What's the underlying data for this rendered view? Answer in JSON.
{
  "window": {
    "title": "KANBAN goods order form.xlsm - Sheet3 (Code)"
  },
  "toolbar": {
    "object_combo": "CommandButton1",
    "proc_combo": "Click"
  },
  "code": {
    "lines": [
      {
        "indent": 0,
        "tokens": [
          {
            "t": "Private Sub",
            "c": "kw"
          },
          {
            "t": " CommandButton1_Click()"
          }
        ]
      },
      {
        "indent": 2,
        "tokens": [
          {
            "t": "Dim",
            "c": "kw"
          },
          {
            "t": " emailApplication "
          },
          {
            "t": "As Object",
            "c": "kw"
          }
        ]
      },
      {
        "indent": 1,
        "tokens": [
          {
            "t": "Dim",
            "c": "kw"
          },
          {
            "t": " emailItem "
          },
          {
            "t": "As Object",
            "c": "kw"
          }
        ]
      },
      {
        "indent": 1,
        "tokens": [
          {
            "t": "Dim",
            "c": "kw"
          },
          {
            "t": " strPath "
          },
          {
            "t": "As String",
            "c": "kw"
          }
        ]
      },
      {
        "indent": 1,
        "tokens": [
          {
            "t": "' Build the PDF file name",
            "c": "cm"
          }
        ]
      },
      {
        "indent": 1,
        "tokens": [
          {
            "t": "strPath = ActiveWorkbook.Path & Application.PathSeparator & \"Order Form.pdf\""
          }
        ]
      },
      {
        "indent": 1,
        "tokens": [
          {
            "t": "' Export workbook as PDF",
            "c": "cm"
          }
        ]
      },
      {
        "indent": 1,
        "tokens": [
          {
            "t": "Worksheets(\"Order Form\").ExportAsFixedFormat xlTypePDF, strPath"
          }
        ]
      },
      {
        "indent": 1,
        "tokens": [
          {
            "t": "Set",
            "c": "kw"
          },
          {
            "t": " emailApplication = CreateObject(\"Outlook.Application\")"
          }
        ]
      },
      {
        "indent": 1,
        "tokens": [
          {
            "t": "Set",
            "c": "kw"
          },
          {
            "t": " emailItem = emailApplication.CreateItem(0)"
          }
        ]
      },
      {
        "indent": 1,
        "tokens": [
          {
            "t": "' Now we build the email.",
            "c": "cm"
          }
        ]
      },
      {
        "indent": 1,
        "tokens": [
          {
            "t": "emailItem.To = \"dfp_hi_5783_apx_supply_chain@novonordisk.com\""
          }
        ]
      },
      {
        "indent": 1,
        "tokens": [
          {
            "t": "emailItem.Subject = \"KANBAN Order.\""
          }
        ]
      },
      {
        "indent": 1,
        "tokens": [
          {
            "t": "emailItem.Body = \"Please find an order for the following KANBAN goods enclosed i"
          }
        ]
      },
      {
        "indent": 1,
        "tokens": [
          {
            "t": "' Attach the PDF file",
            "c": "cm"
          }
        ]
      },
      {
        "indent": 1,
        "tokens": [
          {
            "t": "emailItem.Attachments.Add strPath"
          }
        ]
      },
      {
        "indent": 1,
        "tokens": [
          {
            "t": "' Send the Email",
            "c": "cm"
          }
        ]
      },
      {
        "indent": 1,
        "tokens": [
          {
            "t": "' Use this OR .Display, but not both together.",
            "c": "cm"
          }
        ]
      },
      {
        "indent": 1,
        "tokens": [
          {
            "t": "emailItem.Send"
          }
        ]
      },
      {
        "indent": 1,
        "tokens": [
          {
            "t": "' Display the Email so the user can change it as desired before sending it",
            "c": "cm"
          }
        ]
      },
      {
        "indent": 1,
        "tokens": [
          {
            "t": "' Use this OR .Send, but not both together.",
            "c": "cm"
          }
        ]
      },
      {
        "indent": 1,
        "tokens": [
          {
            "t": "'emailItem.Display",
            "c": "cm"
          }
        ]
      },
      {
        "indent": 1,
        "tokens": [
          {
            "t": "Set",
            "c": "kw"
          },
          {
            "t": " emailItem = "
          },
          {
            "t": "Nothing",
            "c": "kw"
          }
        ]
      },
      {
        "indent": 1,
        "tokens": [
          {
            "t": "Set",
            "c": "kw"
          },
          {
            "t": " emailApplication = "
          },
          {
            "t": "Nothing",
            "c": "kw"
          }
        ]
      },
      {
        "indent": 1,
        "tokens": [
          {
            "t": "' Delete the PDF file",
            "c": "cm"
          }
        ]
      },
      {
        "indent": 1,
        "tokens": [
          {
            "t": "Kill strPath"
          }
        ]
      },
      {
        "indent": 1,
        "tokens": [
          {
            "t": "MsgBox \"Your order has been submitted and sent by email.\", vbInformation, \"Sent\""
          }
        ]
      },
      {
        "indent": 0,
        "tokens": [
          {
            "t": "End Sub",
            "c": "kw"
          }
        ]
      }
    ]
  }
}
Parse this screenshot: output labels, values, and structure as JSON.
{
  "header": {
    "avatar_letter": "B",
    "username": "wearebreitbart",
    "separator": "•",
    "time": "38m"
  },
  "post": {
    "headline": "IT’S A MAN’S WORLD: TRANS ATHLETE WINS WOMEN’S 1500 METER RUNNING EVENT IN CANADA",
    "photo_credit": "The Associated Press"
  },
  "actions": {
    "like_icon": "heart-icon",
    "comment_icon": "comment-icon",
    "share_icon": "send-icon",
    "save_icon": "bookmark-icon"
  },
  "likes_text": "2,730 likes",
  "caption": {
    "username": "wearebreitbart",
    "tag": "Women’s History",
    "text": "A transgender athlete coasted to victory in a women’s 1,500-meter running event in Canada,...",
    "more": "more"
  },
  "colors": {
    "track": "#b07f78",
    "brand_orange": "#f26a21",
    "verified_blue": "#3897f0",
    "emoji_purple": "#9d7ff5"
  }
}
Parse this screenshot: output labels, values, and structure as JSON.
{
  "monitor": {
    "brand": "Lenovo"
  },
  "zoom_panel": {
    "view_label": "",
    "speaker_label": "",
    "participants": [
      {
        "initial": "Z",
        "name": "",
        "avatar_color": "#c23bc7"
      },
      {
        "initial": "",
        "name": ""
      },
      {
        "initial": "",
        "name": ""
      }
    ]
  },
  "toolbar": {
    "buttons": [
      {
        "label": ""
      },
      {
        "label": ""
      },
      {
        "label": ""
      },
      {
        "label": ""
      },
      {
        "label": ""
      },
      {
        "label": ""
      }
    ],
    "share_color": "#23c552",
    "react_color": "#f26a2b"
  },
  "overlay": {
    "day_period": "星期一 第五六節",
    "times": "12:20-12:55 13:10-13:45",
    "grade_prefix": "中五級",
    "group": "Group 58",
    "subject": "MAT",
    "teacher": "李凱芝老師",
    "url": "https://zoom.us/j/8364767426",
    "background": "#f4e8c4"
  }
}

WHAT YOU NEED TO DO: Output every line above without altering anything.

WRITTEN ANSWER:
What's the underlying data for this rendered view? Answer in JSON.
{
  "window": {
    "title": "KANBAN goods order form.xlsm - Sheet3 (Code)"
  },
  "toolbar": {
    "object_combo": "CommandButton1",
    "proc_combo": "Click"
  },
  "code": {
    "lines": [
      {
        "indent": 0,
        "tokens": [
          {
            "t": "Private Sub",
            "c": "kw"
          },
          {
            "t": " CommandButton1_Click()"
          }
        ]
      },
      {
        "indent": 2,
        "tokens": [
          {
            "t": "Dim",
            "c": "kw"
          },
          {
            "t": " emailApplication "
          },
          {
            "t": "As Object",
            "c": "kw"
          }
        ]
      },
      {
        "indent": 1,
        "tokens": [
          {
            "t": "Dim",
            "c": "kw"
          },
          {
            "t": " emailItem "
          },
          {
            "t": "As Object",
            "c": "kw"
          }
        ]
      },
      {
        "indent": 1,
        "tokens": [
          {
            "t": "Dim",
            "c": "kw"
          },
          {
            "t": " strPath "
          },
          {
            "t": "As String",
            "c": "kw"
          }
        ]
      },
      {
        "indent": 1,
        "tokens": [
          {
            "t": "' Build the PDF file name",
            "c": "cm"
          }
        ]
      },
      {
        "indent": 1,
        "tokens": [
          {
            "t": "strPath = ActiveWorkbook.Path & Application.PathSeparator & \"Order Form.pdf\""
          }
        ]
      },
      {
        "indent": 1,
        "tokens": [
          {
            "t": "' Export workbook as PDF",
            "c": "cm"
          }
        ]
      },
      {
        "indent": 1,
        "tokens": [
          {
            "t": "Worksheets(\"Order Form\").ExportAsFixedFormat xlTypePDF, strPath"
          }
        ]
      },
      {
        "indent": 1,
        "tokens": [
          {
            "t": "Set",
            "c": "kw"
          },
          {
            "t": " emailApplication = CreateObject(\"Outlook.Application\")"
          }
        ]
      },
      {
        "indent": 1,
        "tokens": [
          {
            "t": "Set",
            "c": "kw"
          },
          {
            "t": " emailItem = emailApplication.CreateItem(0)"
          }
        ]
      },
      {
        "indent": 1,
        "tokens": [
          {
            "t": "' Now we build the email.",
            "c": "cm"
          }
        ]
      },
      {
        "indent": 1,
        "tokens": [
          {
            "t": "emailItem.To = \"dfp_hi_5783_apx_supply_chain@novonordisk.com\""
          }
        ]
      },
      {
        "indent": 1,
        "tokens": [
          {
            "t": "emailItem.Subject = \"KANBAN Order.\""
          }
        ]
      },
      {
        "indent": 1,
        "tokens": [
          {
            "t": "emailItem.Body = \"Please find an order for the following KANBAN goods enclosed i"
          }
        ]
      },
      {
        "indent": 1,
        "tokens": [
          {
            "t": "' Attach the PDF file",
            "c": "cm"
          }
        ]
      },
      {
        "indent": 1,
        "tokens": [
          {
            "t": "emailItem.Attachments.Add strPath"
          }
        ]
      },
      {
        "indent": 1,
        "tokens": [
          {
            "t": "' Send the Email",
            "c": "cm"
          }
        ]
      },
      {
        "indent": 1,
        "tokens": [
          {
            "t": "' Use this OR .Display, but not both together.",
            "c": "cm"
          }
        ]
      },
      {
        "indent": 1,
        "tokens": [
          {
            "t": "emailItem.Send"
          }
        ]
      },
      {
        "indent": 1,
        "tokens": [
          {
            "t": "' Display the Email so the user can change it as desired before sending it",
            "c": "cm"
          }
        ]
      },
      {
        "indent": 1,
        "tokens": [
          {
            "t": "' Use this OR .Send, but not both together.",
            "c": "cm"
          }
        ]
      },
      {
        "indent": 1,
        "tokens": [
          {
            "t": "'emailItem.Display",
            "c": "cm"
          }
        ]
      },
      {
        "indent": 1,
        "tokens": [
          {
            "t": "Set",
            "c": "kw"
          },
          {
            "t": " emailItem = "
          },
          {
            "t": "Nothing",
            "c": "kw"
          }
        ]
      },
      {
        "indent": 1,
        "tokens": [
          {
            "t": "Set",
            "c": "kw"
          },
          {
            "t": " emailApplication = "
          },
          {
            "t": "Nothing",
            "c": "kw"
          }
        ]
      },
      {
        "indent": 1,
        "tokens": [
          {
            "t": "' Delete the PDF file",
            "c": "cm"
          }
        ]
      },
      {
        "indent": 1,
        "tokens": [
          {
            "t": "Kill strPath"
          }
        ]
      },
      {
        "indent": 1,
        "tokens": [
          {
            "t": "MsgBox \"Your order has been submitted and sent by email.\", vbInformation, \"Sent\""
          }
        ]
      },
      {
        "indent": 0,
        "tokens": [
          {
            "t": "End Sub",
            "c": "kw"
          }
        ]
      }
    ]
  }
}
Parse this screenshot: output labels, values, and structure as JSON.
{
  "header": {
    "avatar_letter": "B",
    "username": "wearebreitbart",
    "separator": "•",
    "time": "38m"
  },
  "post": {
    "headline": "IT’S A MAN’S WORLD: TRANS ATHLETE WINS WOMEN’S 1500 METER RUNNING EVENT IN CANADA",
    "photo_credit": "The Associated Press"
  },
  "actions": {
    "like_icon": "heart-icon",
    "comment_icon": "comment-icon",
    "share_icon": "send-icon",
    "save_icon": "bookmark-icon"
  },
  "likes_text": "2,730 likes",
  "caption": {
    "username": "wearebreitbart",
    "tag": "Women’s History",
    "text": "A transgender athlete coasted to victory in a women’s 1,500-meter running event in Canada,...",
    "more": "more"
  },
  "colors": {
    "track": "#b07f78",
    "brand_orange": "#f26a21",
    "verified_blue": "#3897f0",
    "emoji_purple": "#9d7ff5"
  }
}
Parse this screenshot: output labels, values, and structure as JSON.
{
  "monitor": {
    "brand": "Lenovo"
  },
  "zoom_panel": {
    "view_label": "",
    "speaker_label": "",
    "participants": [
      {
        "initial": "Z",
        "name": "",
        "avatar_color": "#c23bc7"
      },
      {
        "initial": "",
        "name": ""
      },
      {
        "initial": "",
        "name": ""
      }
    ]
  },
  "toolbar": {
    "buttons": [
      {
        "label": ""
      },
      {
        "label": ""
      },
      {
        "label": ""
      },
      {
        "label": ""
      },
      {
        "label": ""
      },
      {
        "label": ""
      }
    ],
    "share_color": "#23c552",
    "react_color": "#f26a2b"
  },
  "overlay": {
    "day_period": "星期一 第五六節",
    "times": "12:20-12:55 13:10-13:45",
    "grade_prefix": "中五級",
    "group": "Group 58",
    "subject": "MAT",
    "teacher": "李凱芝老師",
    "url": "https://zoom.us/j/8364767426",
    "background": "#f4e8c4"
  }
}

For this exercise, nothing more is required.